Task to complete:
In the listing that follows, count the lines holding the word "heading" and report only that number.

[Collected data entries]
>> START

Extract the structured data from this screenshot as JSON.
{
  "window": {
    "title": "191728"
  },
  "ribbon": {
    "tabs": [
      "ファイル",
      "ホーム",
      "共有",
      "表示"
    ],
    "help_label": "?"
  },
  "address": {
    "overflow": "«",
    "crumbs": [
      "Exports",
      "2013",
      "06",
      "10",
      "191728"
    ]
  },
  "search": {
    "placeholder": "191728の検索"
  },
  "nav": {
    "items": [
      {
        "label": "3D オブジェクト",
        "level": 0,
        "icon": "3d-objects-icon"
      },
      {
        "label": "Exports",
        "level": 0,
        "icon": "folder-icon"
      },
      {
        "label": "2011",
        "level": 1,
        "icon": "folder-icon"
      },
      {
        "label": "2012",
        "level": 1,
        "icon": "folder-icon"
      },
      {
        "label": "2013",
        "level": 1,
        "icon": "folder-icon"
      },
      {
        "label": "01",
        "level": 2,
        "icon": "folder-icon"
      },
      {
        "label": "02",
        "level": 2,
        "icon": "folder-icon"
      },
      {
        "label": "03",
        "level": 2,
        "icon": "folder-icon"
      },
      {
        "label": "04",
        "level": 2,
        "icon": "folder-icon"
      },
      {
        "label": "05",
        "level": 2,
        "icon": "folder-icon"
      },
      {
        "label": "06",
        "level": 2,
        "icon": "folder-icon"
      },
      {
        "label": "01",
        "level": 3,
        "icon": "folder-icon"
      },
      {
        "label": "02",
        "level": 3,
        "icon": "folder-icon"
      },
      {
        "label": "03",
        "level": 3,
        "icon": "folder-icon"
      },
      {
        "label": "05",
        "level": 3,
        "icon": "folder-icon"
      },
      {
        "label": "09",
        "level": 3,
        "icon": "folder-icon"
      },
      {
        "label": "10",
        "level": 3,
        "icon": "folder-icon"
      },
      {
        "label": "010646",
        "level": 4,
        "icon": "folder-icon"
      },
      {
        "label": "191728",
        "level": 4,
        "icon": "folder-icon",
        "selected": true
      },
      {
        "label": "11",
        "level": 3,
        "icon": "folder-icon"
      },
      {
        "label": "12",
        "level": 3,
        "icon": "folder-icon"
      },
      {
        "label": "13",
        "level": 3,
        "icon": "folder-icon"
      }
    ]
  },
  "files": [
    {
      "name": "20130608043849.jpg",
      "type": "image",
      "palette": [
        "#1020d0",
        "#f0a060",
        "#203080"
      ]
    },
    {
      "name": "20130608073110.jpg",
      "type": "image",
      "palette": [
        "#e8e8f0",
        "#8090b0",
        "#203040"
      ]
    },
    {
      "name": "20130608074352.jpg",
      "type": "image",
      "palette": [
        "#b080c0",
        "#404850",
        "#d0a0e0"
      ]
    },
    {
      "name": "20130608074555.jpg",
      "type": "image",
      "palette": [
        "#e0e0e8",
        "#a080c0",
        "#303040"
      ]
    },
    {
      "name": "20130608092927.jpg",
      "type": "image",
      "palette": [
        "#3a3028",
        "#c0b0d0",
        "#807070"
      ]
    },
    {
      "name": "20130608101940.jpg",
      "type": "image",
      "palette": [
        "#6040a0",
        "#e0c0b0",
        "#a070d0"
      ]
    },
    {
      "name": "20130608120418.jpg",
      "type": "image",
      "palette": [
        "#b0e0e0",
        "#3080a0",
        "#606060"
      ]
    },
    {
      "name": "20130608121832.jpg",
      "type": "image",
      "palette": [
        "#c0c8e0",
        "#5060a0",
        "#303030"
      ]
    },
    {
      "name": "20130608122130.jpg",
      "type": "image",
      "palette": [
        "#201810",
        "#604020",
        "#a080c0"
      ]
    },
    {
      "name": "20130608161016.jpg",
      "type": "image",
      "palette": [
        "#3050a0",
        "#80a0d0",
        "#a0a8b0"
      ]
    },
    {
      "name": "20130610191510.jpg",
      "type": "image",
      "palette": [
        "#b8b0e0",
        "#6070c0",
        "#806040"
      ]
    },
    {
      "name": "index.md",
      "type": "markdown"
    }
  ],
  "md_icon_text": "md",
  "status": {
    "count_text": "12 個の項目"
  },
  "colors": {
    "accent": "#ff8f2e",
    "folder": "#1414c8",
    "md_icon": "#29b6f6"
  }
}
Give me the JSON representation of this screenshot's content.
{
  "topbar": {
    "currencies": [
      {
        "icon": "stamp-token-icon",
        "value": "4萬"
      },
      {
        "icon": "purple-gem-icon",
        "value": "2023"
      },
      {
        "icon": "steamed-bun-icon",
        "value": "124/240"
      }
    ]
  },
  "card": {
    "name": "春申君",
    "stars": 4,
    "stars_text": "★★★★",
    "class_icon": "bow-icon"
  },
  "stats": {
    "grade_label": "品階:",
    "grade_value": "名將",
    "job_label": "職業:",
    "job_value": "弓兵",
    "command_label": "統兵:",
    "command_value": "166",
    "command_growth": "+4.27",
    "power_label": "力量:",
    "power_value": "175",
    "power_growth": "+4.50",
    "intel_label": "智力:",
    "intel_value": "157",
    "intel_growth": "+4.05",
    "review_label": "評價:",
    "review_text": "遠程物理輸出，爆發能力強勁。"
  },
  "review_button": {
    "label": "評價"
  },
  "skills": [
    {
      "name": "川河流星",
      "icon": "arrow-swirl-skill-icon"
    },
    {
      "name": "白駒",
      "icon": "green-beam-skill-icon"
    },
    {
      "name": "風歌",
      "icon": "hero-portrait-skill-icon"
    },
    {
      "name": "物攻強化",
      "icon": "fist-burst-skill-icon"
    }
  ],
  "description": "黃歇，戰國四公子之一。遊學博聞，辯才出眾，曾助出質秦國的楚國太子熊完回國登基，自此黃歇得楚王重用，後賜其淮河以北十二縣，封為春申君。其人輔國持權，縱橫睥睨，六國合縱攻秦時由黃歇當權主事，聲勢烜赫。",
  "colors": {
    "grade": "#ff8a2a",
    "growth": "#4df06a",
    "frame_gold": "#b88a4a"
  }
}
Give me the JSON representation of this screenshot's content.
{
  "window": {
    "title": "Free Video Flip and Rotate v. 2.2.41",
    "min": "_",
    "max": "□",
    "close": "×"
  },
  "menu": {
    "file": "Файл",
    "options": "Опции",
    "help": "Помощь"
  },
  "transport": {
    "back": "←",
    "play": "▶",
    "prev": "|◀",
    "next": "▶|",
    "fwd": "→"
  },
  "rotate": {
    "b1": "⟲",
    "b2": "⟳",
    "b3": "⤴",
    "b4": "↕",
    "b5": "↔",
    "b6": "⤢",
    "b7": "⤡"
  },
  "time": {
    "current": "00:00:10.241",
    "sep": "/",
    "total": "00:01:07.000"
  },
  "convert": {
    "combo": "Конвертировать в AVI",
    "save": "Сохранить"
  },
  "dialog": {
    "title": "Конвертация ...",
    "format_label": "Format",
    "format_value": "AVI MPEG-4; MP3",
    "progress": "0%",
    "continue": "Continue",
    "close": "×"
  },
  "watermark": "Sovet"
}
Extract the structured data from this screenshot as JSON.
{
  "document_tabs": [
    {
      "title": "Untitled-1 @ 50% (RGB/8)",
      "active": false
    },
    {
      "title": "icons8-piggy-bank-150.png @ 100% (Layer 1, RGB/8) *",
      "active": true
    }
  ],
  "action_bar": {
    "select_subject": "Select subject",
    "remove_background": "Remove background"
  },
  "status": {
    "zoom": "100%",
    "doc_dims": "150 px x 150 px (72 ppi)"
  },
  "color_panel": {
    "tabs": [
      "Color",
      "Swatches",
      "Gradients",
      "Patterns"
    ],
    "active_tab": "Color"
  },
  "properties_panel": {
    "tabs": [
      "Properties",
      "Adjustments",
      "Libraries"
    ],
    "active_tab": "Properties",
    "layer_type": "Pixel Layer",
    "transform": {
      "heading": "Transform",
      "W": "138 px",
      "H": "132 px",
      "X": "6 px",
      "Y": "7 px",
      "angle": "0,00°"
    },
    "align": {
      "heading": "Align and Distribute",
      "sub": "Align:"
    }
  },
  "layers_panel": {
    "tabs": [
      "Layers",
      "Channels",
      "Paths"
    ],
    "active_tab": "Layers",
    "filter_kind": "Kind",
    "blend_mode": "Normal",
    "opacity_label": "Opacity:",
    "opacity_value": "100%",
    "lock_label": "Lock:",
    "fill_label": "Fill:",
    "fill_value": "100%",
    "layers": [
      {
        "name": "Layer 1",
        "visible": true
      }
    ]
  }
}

>> END

Output of the exercise:
2